'''

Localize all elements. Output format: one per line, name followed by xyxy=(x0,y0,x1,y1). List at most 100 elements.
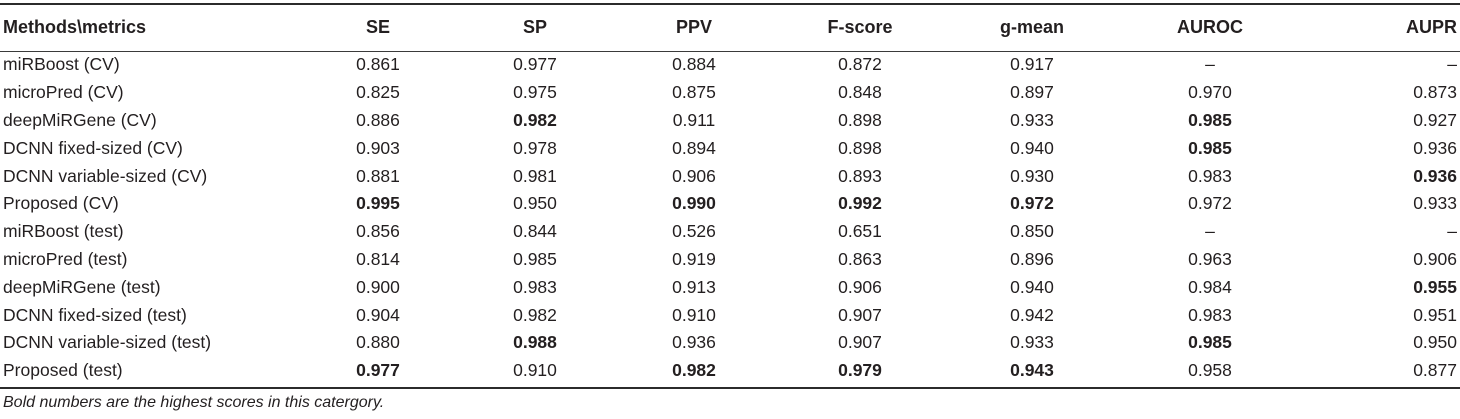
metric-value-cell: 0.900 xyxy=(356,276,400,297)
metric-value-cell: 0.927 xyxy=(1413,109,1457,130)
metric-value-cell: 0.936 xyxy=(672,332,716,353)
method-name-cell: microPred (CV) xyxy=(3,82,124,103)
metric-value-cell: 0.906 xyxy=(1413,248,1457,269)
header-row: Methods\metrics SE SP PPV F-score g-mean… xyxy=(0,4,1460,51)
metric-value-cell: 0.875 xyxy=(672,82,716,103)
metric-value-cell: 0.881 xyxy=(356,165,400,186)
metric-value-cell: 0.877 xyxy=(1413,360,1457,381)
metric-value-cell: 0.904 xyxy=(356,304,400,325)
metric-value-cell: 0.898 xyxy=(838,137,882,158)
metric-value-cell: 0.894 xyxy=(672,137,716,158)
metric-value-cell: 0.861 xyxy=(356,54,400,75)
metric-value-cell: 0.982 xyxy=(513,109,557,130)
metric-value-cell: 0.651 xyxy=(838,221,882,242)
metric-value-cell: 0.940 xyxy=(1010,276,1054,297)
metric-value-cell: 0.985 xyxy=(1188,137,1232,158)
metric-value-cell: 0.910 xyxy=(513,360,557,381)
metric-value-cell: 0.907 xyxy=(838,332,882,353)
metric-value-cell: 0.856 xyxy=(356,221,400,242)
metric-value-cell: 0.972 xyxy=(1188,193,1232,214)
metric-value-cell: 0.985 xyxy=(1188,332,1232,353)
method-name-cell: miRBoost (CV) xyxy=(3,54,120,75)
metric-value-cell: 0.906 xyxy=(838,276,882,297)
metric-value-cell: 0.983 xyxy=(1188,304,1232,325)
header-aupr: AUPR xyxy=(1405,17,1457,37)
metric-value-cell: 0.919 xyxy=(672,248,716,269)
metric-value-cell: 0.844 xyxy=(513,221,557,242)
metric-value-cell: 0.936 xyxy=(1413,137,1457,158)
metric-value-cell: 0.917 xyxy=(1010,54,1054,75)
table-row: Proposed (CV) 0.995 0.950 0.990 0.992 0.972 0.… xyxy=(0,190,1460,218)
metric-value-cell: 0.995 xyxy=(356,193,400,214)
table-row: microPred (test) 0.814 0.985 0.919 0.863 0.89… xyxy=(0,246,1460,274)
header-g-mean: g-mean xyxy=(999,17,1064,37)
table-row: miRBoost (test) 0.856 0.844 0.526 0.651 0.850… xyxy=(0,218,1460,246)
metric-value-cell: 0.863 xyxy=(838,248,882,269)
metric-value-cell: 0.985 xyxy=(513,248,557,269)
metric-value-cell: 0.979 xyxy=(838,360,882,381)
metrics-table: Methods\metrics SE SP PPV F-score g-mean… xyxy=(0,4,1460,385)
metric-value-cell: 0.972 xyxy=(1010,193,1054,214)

'''

**EXERCISE:**
Copy every line of the entries above verbatim, omitting the pictures.

**WRITTEN ANSWER:**
Localize all elements. Output format: one per line, name followed by xyxy=(x0,y0,x1,y1). List at most 100 elements.
metric-value-cell: 0.900 xyxy=(356,276,400,297)
metric-value-cell: 0.927 xyxy=(1413,109,1457,130)
metric-value-cell: 0.936 xyxy=(672,332,716,353)
method-name-cell: microPred (CV) xyxy=(3,82,124,103)
metric-value-cell: 0.906 xyxy=(1413,248,1457,269)
header-row: Methods\metrics SE SP PPV F-score g-mean… xyxy=(0,4,1460,51)
metric-value-cell: 0.875 xyxy=(672,82,716,103)
metric-value-cell: 0.881 xyxy=(356,165,400,186)
metric-value-cell: 0.877 xyxy=(1413,360,1457,381)
metric-value-cell: 0.904 xyxy=(356,304,400,325)
metric-value-cell: 0.898 xyxy=(838,137,882,158)
metric-value-cell: 0.894 xyxy=(672,137,716,158)
metric-value-cell: 0.861 xyxy=(356,54,400,75)
metric-value-cell: 0.982 xyxy=(513,109,557,130)
metric-value-cell: 0.651 xyxy=(838,221,882,242)
metric-value-cell: 0.940 xyxy=(1010,276,1054,297)
metric-value-cell: 0.985 xyxy=(1188,137,1232,158)
metric-value-cell: 0.910 xyxy=(513,360,557,381)
metric-value-cell: 0.907 xyxy=(838,332,882,353)
metric-value-cell: 0.856 xyxy=(356,221,400,242)
metric-value-cell: 0.972 xyxy=(1188,193,1232,214)
metric-value-cell: 0.985 xyxy=(1188,332,1232,353)
method-name-cell: miRBoost (CV) xyxy=(3,54,120,75)
metric-value-cell: 0.906 xyxy=(838,276,882,297)
metric-value-cell: 0.983 xyxy=(1188,304,1232,325)
header-aupr: AUPR xyxy=(1405,17,1457,37)
metric-value-cell: 0.919 xyxy=(672,248,716,269)
metric-value-cell: 0.844 xyxy=(513,221,557,242)
metric-value-cell: 0.936 xyxy=(1413,137,1457,158)
metric-value-cell: 0.917 xyxy=(1010,54,1054,75)
table-row: Proposed (CV) 0.995 0.950 0.990 0.992 0.972 0.… xyxy=(0,190,1460,218)
metric-value-cell: 0.995 xyxy=(356,193,400,214)
table-row: microPred (test) 0.814 0.985 0.919 0.863 0.89… xyxy=(0,246,1460,274)
header-g-mean: g-mean xyxy=(999,17,1064,37)
table-row: miRBoost (test) 0.856 0.844 0.526 0.651 0.850… xyxy=(0,218,1460,246)
metric-value-cell: 0.863 xyxy=(838,248,882,269)
metric-value-cell: 0.985 xyxy=(513,248,557,269)
metric-value-cell: 0.979 xyxy=(838,360,882,381)
metrics-table: Methods\metrics SE SP PPV F-score g-mean… xyxy=(0,4,1460,385)
metric-value-cell: 0.972 xyxy=(1010,193,1054,214)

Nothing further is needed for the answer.